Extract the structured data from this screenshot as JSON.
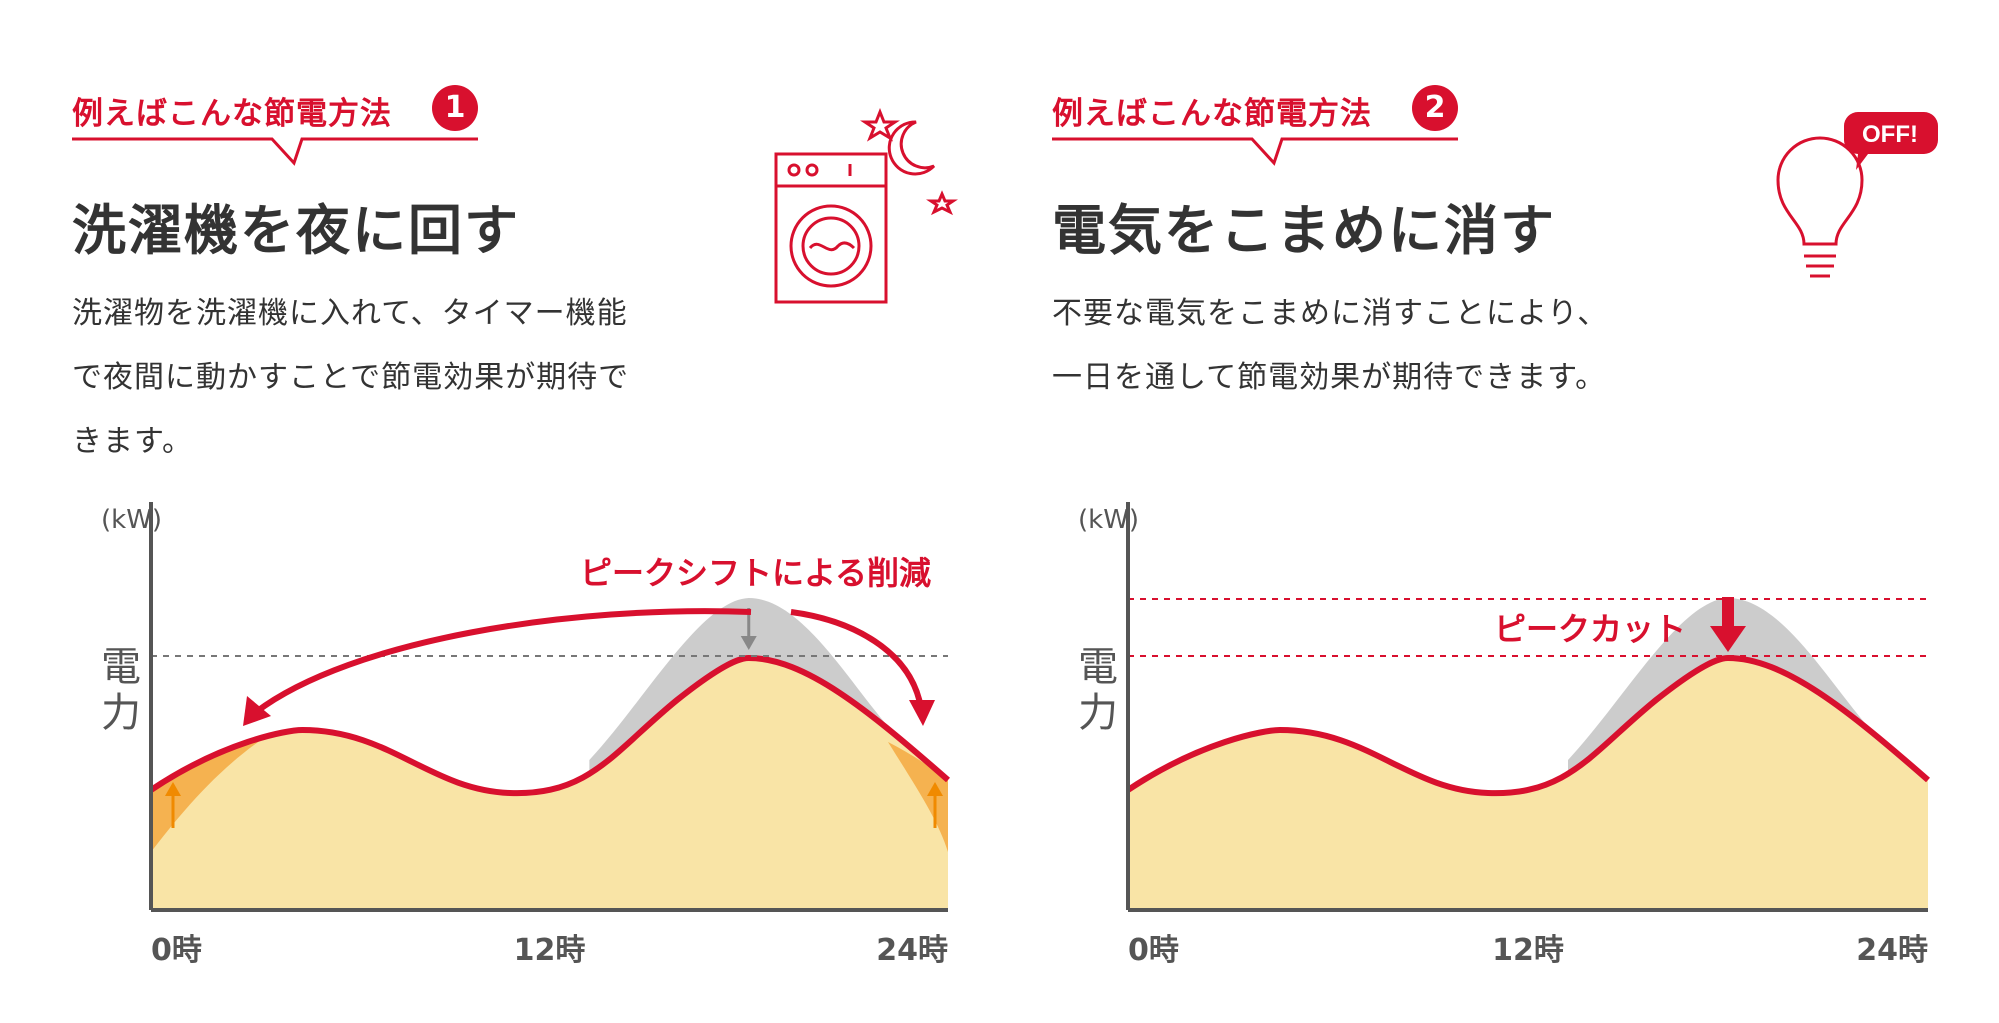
{
  "colors": {
    "accent": "#d8102e",
    "fill": "#f9e4a6",
    "shifted": "#f5b250",
    "grey": "#cccccc",
    "orange_arrow": "#f08a00",
    "text": "#333333"
  },
  "panels": [
    {
      "tag_label": "例えばこんな節電方法",
      "tag_number": "1",
      "heading": "洗濯機を夜に回す",
      "description_lines": [
        "洗濯物を洗濯機に入れて、タイマー機能",
        "で夜間に動かすことで節電効果が期待で",
        "きます。"
      ],
      "icon": "washing-machine-night-icon"
    },
    {
      "tag_label": "例えばこんな節電方法",
      "tag_number": "2",
      "heading": "電気をこまめに消す",
      "description_lines": [
        "不要な電気をこまめに消すことにより、",
        "一日を通して節電効果が期待できます。"
      ],
      "icon": "light-bulb-off-icon",
      "icon_badge": "OFF!"
    }
  ],
  "chart_data": [
    {
      "type": "area",
      "unit_label": "(kW)",
      "ylabel": "電力",
      "x_ticks": [
        "0時",
        "12時",
        "24時"
      ],
      "annotation": "ピークシフトによる削減",
      "reference_lines": [
        "peak-after-shift"
      ]
    },
    {
      "type": "area",
      "unit_label": "(kW)",
      "ylabel": "電力",
      "x_ticks": [
        "0時",
        "12時",
        "24時"
      ],
      "annotation": "ピークカット",
      "reference_lines": [
        "original-peak",
        "reduced-peak"
      ]
    }
  ]
}
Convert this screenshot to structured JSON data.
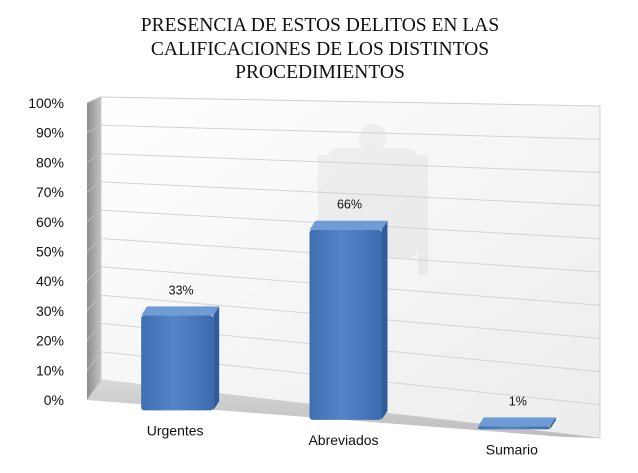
{
  "chart_data": {
    "type": "bar",
    "title_lines": [
      "PRESENCIA DE ESTOS DELITOS EN LAS",
      "CALIFICACIONES DE LOS DISTINTOS",
      "PROCEDIMIENTOS"
    ],
    "categories": [
      "Urgentes",
      "Abreviados",
      "Sumario"
    ],
    "values": [
      33,
      66,
      1
    ],
    "data_labels": [
      "33%",
      "66%",
      "1%"
    ],
    "y_ticks": [
      "0%",
      "10%",
      "20%",
      "30%",
      "40%",
      "50%",
      "60%",
      "70%",
      "80%",
      "90%",
      "100%"
    ],
    "ylim": [
      0,
      100
    ],
    "xlabel": "",
    "ylabel": "",
    "grid": true,
    "legend": "none",
    "style": "3d-perspective",
    "colors": {
      "bar_front": "#4a7cc0",
      "bar_top": "#6f9bd6",
      "bar_side": "#2f5d9c",
      "grid": "#d3d3d3",
      "back_wall": "#f4f4f4",
      "side_wall": "#a6a6a6",
      "floor": "#c8c8c8"
    }
  }
}
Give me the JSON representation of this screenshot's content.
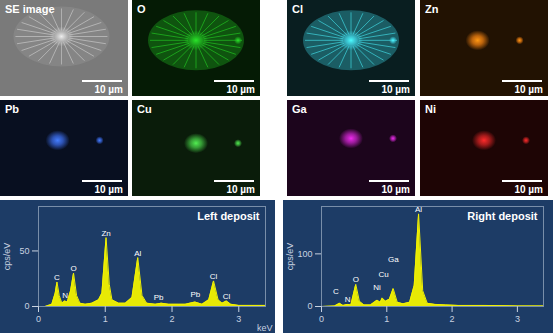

====================

*DIRECTION:*
Using the records above, output their complete text exactly, minus any images.

*SOLVED PROBLEM:*
Extract the structured data from this screenshot as JSON.
{
  "colors": {
    "accent": "#d8102e",
    "fill": "#f9e4a6",
    "shifted": "#f5b250",
    "grey": "#cccccc",
    "orange_arrow": "#f08a00",
    "text": "#333333"
  },
  "panels": [
    {
      "tag_label": "例えばこんな節電方法",
      "tag_number": "1",
      "heading": "洗濯機を夜に回す",
      "description_lines": [
        "洗濯物を洗濯機に入れて、タイマー機能",
        "で夜間に動かすことで節電効果が期待で",
        "きます。"
      ],
      "icon": "washing-machine-night-icon"
    },
    {
      "tag_label": "例えばこんな節電方法",
      "tag_number": "2",
      "heading": "電気をこまめに消す",
      "description_lines": [
        "不要な電気をこまめに消すことにより、",
        "一日を通して節電効果が期待できます。"
      ],
      "icon": "light-bulb-off-icon",
      "icon_badge": "OFF!"
    }
  ],
  "chart_data": [
    {
      "type": "area",
      "unit_label": "(kW)",
      "ylabel": "電力",
      "x_ticks": [
        "0時",
        "12時",
        "24時"
      ],
      "annotation": "ピークシフトによる削減",
      "reference_lines": [
        "peak-after-shift"
      ]
    },
    {
      "type": "area",
      "unit_label": "(kW)",
      "ylabel": "電力",
      "x_ticks": [
        "0時",
        "12時",
        "24時"
      ],
      "annotation": "ピークカット",
      "reference_lines": [
        "original-peak",
        "reduced-peak"
      ]
    }
  ]
}
Convert this screenshot to structured JSON data.
{
  "chart_data": {
    "type": "bar",
    "title_lines": [
      "PRESENCIA DE ESTOS DELITOS EN LAS",
      "CALIFICACIONES DE LOS DISTINTOS",
      "PROCEDIMIENTOS"
    ],
    "categories": [
      "Urgentes",
      "Abreviados",
      "Sumario"
    ],
    "values": [
      33,
      66,
      1
    ],
    "data_labels": [
      "33%",
      "66%",
      "1%"
    ],
    "y_ticks": [
      "0%",
      "10%",
      "20%",
      "30%",
      "40%",
      "50%",
      "60%",
      "70%",
      "80%",
      "90%",
      "100%"
    ],
    "ylim": [
      0,
      100
    ],
    "xlabel": "",
    "ylabel": "",
    "grid": true,
    "legend": "none",
    "style": "3d-perspective",
    "colors": {
      "bar_front": "#4a7cc0",
      "bar_top": "#6f9bd6",
      "bar_side": "#2f5d9c",
      "grid": "#d3d3d3",
      "back_wall": "#f4f4f4",
      "side_wall": "#a6a6a6",
      "floor": "#c8c8c8"
    }
  }
}
Give me the JSON representation of this screenshot's content.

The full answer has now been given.